» YOUR INSTRUCTIONS
Pull out every line containing the string "text".

* START EXTRACTED MATERIAL *

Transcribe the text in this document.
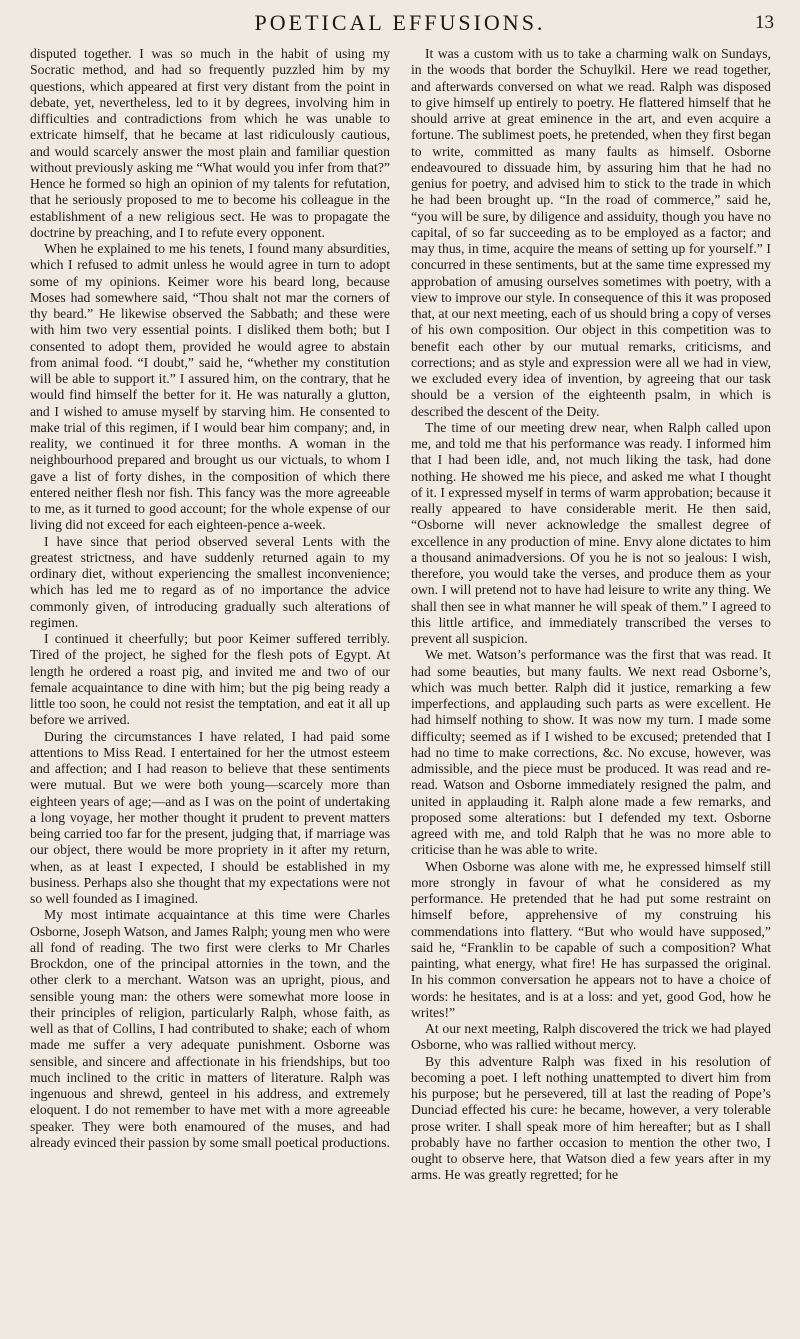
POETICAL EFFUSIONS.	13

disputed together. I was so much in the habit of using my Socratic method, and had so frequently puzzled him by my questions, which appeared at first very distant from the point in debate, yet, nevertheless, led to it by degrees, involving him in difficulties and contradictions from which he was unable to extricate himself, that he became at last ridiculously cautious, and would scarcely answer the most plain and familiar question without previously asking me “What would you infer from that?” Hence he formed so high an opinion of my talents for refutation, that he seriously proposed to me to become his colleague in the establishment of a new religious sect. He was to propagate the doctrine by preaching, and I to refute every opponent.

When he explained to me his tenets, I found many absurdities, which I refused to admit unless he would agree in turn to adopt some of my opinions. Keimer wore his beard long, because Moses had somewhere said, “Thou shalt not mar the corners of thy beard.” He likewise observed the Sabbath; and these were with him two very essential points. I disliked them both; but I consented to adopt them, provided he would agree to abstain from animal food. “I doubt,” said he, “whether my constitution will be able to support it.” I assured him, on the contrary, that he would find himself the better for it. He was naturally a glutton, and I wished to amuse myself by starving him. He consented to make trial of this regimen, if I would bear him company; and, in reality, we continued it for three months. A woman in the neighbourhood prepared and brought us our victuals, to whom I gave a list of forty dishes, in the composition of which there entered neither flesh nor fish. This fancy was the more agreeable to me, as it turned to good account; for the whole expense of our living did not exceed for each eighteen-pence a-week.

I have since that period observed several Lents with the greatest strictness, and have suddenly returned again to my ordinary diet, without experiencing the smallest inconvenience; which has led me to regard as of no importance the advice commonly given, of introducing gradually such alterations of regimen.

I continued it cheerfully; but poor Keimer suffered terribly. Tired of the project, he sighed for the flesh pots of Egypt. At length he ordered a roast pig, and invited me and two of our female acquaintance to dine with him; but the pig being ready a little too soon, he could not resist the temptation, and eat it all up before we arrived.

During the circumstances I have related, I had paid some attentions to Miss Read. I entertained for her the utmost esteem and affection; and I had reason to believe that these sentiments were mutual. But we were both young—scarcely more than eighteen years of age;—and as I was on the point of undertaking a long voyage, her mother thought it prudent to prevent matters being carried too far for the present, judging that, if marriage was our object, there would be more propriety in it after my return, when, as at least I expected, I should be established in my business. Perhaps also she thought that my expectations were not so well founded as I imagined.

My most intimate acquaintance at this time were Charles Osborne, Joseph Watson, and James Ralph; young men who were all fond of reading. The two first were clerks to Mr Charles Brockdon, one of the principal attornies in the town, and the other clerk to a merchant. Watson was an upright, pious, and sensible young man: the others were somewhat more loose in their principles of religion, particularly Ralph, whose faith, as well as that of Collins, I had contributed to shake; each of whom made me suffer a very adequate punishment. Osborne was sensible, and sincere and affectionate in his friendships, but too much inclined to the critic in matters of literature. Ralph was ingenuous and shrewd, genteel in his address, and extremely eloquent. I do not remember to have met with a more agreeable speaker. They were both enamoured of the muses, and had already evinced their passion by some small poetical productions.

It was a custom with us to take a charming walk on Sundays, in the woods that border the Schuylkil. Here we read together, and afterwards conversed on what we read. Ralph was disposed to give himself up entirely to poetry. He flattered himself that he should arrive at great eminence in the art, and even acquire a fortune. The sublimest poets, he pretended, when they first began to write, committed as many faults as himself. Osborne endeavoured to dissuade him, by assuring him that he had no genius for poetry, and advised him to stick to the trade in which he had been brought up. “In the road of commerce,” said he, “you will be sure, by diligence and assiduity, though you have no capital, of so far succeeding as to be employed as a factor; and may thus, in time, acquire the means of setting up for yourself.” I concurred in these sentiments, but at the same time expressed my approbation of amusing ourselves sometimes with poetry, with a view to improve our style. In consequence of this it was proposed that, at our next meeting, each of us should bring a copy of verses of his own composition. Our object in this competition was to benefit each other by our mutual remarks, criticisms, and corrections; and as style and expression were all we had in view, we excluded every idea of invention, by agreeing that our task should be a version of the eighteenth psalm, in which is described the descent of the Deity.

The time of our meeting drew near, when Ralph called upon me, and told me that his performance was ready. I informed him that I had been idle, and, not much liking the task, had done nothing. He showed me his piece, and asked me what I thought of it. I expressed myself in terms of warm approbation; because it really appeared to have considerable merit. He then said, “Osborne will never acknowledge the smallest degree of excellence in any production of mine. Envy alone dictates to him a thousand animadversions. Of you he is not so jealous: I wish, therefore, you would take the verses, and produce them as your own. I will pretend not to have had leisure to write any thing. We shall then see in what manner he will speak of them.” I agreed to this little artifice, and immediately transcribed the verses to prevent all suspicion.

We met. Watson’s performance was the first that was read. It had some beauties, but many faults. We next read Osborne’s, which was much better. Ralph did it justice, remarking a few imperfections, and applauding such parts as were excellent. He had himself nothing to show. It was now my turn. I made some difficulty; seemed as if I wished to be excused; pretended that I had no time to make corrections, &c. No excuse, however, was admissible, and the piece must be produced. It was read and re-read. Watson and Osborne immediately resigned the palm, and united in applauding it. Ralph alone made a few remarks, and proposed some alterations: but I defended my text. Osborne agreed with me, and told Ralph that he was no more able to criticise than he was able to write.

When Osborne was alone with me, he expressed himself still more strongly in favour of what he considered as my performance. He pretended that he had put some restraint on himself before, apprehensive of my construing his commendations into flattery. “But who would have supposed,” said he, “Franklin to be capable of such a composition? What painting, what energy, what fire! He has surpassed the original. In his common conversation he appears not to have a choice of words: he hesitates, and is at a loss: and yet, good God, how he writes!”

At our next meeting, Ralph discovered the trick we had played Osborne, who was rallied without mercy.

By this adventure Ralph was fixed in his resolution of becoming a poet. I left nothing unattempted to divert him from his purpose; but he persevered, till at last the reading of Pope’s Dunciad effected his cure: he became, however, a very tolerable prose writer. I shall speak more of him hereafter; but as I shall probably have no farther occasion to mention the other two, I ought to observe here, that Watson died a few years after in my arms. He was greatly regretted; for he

* END EXTRACTED MATERIAL *

» ANSWER TO THE TASK
Transcribe the text in this document.
We met. Watson’s performance was the first that was read. It had some beauties, but many faults. We next read Osborne’s, which was much better. Ralph did it justice, remarking a few imperfections, and applauding such parts as were excellent. He had himself nothing to show. It was now my turn. I made some difficulty; seemed as if I wished to be excused; pretended that I had no time to make corrections, &c. No excuse, however, was admissible, and the piece must be produced. It was read and re-read. Watson and Osborne immediately resigned the palm, and united in applauding it. Ralph alone made a few remarks, and proposed some alterations: but I defended my text. Osborne agreed with me, and told Ralph that he was no more able to criticise than he was able to write.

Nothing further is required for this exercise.